_WORK TO COMPLETE_
Among the entries below, find the lines with "false" and copy them.

Extracted records

◆ ◆ ◆ ◆

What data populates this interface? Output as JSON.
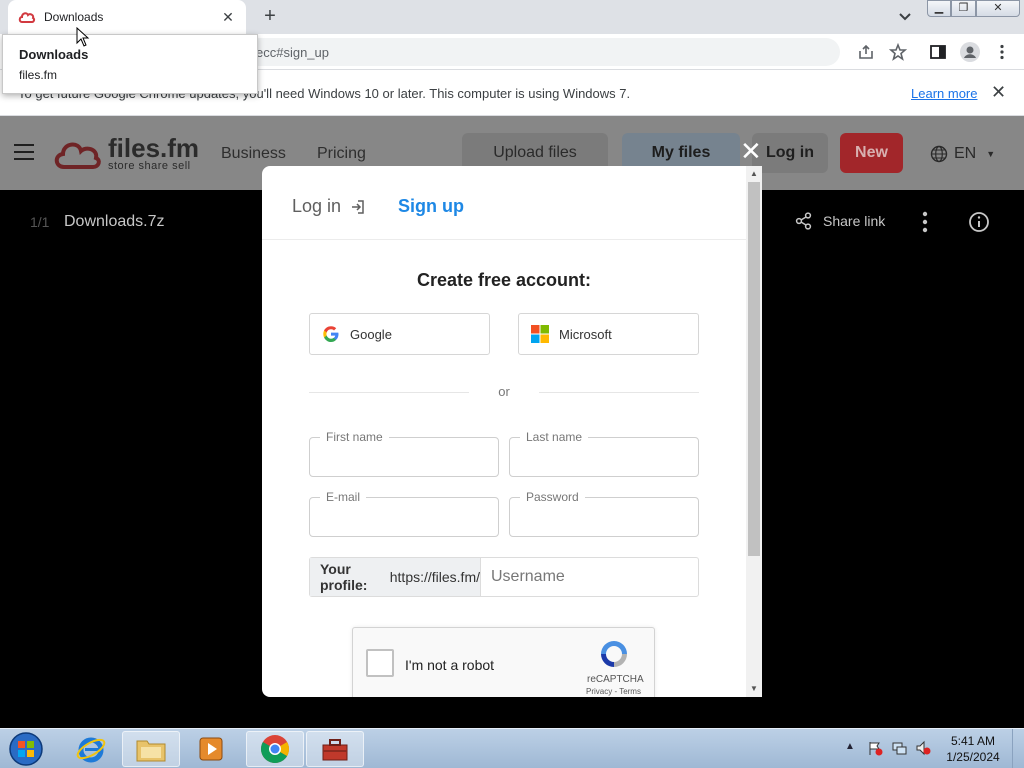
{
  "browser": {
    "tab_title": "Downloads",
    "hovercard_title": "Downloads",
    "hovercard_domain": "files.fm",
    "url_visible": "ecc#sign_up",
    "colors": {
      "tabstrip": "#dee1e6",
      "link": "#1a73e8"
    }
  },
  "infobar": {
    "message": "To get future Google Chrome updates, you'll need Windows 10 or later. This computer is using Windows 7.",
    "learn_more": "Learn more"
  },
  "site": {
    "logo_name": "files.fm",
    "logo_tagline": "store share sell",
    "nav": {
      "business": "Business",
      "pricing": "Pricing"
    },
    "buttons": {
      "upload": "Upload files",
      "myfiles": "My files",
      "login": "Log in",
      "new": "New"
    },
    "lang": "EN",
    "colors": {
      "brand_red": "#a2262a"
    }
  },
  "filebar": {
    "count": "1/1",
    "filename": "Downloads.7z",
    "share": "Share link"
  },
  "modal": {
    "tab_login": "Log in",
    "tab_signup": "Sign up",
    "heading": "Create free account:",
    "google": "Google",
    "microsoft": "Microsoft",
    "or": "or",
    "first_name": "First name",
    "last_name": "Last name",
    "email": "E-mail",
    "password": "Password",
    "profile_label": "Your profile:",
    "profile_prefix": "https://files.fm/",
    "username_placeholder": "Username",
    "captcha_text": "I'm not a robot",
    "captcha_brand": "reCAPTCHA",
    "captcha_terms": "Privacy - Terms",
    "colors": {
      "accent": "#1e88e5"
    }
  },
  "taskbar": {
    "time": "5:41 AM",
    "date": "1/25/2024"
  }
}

◆ ◆ ◆ ◆

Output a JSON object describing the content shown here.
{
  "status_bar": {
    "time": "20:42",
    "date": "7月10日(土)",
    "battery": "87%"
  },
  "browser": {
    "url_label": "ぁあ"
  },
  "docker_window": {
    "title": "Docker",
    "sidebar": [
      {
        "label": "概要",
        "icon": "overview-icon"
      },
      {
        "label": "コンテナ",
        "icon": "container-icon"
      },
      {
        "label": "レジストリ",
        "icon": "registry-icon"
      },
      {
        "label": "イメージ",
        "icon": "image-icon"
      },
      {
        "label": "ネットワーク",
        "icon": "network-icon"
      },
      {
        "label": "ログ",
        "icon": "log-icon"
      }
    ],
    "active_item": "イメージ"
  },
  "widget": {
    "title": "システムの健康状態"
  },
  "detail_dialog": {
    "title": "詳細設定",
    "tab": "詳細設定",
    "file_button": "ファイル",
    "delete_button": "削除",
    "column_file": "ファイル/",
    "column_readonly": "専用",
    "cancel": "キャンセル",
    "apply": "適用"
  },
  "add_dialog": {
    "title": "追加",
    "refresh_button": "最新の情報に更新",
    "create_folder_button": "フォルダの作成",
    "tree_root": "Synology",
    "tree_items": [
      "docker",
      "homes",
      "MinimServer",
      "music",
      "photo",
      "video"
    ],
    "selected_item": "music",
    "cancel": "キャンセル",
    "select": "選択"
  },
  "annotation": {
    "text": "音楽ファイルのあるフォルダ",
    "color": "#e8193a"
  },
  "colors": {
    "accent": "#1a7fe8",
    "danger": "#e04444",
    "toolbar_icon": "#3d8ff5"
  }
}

◆ ◆ ◆ ◆

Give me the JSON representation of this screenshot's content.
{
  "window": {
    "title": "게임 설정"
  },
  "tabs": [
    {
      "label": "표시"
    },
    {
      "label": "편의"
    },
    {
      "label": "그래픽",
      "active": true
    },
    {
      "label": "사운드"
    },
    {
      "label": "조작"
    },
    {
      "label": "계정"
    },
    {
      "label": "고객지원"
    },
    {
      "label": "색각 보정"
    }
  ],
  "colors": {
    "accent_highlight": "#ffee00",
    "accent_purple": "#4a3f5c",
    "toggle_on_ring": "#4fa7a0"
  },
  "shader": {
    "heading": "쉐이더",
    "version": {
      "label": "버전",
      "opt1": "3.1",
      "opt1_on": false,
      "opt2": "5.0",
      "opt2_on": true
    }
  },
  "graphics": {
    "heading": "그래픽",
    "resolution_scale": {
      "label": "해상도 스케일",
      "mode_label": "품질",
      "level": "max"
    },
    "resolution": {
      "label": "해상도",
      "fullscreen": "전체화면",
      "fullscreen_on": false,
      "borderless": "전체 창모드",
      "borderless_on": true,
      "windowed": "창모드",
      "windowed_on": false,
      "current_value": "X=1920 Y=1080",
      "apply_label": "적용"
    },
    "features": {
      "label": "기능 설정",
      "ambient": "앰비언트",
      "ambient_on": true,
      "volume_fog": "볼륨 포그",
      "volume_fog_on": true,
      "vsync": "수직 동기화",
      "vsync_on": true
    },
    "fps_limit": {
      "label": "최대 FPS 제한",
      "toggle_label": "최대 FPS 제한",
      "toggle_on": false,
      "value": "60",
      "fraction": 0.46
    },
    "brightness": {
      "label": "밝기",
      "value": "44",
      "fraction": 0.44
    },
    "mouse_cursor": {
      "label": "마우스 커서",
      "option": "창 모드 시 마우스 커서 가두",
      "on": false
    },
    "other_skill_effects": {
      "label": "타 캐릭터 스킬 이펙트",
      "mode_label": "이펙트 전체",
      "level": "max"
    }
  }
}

◆ ◆ ◆ ◆

_THE RESULT_
      "opt1_on": false,
      "fullscreen_on": false,
      "windowed_on": false,
      "toggle_on": false,
      "on": false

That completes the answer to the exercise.